-- TASK TO COMPLETE --
For each line below that contains the string "either", copy that line.

* begin LISTED RECORDS *

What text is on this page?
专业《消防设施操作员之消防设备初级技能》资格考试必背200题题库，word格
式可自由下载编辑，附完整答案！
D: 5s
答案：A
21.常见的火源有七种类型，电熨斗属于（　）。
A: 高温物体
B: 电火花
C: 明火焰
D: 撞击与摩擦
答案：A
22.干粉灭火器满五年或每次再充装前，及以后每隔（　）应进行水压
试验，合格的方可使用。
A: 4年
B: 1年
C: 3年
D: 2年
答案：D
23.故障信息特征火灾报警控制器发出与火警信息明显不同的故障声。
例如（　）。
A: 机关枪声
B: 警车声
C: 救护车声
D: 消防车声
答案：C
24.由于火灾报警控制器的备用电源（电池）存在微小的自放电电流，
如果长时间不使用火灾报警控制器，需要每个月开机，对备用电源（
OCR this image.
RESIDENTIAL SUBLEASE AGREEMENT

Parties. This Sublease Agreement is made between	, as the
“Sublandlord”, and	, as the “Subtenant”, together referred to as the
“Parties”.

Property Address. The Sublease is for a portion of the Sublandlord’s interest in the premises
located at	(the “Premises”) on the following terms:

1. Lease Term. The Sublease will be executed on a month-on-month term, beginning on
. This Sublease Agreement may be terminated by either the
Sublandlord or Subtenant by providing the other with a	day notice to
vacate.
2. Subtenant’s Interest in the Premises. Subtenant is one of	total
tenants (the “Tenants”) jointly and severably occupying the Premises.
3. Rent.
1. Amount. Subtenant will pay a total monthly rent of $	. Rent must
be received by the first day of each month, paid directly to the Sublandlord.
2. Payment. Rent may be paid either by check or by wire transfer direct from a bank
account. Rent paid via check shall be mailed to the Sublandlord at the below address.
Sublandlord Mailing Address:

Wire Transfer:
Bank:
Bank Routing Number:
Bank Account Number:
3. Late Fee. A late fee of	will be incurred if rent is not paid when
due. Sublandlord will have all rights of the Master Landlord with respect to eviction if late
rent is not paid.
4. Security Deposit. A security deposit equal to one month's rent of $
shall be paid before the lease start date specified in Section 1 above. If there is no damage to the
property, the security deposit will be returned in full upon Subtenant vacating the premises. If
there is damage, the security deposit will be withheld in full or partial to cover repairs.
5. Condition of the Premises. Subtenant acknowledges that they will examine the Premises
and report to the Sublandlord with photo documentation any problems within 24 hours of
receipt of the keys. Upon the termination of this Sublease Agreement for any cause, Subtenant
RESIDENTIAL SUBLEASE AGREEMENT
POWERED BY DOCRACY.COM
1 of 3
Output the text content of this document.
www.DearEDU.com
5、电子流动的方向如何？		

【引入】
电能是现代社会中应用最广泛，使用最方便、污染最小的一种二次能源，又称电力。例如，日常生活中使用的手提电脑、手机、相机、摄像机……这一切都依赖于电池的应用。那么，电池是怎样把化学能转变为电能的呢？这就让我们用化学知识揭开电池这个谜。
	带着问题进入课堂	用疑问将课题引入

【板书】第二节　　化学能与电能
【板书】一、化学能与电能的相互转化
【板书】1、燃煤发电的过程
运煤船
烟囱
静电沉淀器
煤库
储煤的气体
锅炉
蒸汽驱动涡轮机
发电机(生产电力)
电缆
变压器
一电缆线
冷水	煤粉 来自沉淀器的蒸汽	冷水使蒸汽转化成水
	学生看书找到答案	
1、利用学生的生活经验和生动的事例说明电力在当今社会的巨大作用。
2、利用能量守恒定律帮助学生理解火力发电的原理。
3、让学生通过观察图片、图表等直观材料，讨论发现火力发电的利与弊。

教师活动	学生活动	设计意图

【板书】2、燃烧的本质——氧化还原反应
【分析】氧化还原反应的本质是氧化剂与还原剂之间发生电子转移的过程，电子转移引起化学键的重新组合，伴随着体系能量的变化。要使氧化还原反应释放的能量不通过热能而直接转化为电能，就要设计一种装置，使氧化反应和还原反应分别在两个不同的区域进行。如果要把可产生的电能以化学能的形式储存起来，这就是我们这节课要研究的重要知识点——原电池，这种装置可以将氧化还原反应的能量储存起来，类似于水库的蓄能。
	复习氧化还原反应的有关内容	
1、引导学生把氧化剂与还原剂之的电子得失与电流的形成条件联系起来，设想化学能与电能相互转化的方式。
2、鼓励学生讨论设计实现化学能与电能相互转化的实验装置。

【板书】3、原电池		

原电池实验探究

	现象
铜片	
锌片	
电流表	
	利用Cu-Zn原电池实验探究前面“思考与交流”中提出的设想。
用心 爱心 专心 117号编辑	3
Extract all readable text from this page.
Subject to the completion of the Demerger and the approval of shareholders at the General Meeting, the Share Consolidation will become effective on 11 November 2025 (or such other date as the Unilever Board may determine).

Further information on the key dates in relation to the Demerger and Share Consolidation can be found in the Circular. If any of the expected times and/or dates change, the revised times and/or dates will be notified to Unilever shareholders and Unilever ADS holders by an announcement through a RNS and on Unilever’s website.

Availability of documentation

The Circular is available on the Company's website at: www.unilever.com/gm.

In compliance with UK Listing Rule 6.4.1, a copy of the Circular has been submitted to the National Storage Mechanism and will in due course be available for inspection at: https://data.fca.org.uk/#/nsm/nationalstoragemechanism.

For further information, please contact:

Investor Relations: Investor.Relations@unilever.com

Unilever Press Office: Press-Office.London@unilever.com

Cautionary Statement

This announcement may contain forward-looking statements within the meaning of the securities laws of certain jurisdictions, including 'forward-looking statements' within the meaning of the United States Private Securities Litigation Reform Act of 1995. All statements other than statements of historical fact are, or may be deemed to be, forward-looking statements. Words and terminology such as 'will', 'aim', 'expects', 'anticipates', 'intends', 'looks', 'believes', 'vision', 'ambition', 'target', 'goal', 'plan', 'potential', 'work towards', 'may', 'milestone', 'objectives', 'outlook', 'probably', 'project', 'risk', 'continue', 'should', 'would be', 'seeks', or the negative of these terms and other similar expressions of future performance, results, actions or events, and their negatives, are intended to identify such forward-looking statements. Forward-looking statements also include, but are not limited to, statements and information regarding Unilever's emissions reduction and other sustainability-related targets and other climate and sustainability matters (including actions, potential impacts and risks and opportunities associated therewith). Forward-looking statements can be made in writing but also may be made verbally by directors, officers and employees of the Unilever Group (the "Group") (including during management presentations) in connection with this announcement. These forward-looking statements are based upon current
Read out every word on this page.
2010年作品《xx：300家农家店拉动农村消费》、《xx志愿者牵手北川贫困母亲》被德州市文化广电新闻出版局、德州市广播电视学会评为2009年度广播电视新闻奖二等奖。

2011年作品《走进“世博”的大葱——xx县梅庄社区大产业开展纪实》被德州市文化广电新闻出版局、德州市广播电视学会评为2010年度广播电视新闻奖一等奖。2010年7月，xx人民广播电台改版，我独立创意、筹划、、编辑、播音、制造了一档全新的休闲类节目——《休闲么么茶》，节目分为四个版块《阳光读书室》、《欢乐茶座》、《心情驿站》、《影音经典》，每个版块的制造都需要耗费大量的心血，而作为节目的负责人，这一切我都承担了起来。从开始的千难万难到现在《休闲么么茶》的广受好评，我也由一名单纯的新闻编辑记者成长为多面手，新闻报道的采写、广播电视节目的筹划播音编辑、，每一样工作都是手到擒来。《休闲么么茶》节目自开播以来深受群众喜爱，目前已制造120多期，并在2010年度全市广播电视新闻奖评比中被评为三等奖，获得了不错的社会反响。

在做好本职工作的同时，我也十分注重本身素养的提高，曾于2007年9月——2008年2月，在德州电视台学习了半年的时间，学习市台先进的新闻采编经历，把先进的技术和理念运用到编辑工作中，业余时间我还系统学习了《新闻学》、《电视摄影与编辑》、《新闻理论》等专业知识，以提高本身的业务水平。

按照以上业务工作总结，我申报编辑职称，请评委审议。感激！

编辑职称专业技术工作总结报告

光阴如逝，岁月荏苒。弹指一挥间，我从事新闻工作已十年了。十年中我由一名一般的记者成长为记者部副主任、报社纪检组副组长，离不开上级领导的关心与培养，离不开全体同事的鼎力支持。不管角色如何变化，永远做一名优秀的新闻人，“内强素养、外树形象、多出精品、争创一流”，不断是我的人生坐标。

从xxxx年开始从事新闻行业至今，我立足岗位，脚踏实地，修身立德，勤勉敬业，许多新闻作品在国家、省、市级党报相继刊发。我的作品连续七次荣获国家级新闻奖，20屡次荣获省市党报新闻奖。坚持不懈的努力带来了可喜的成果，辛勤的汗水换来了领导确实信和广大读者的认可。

* end LISTED RECORDS *

-- TASK OUTPUT --
. This Sublease Agreement may be terminated by either the
2. Payment. Rent may be paid either by check or by wire transfer direct from a bank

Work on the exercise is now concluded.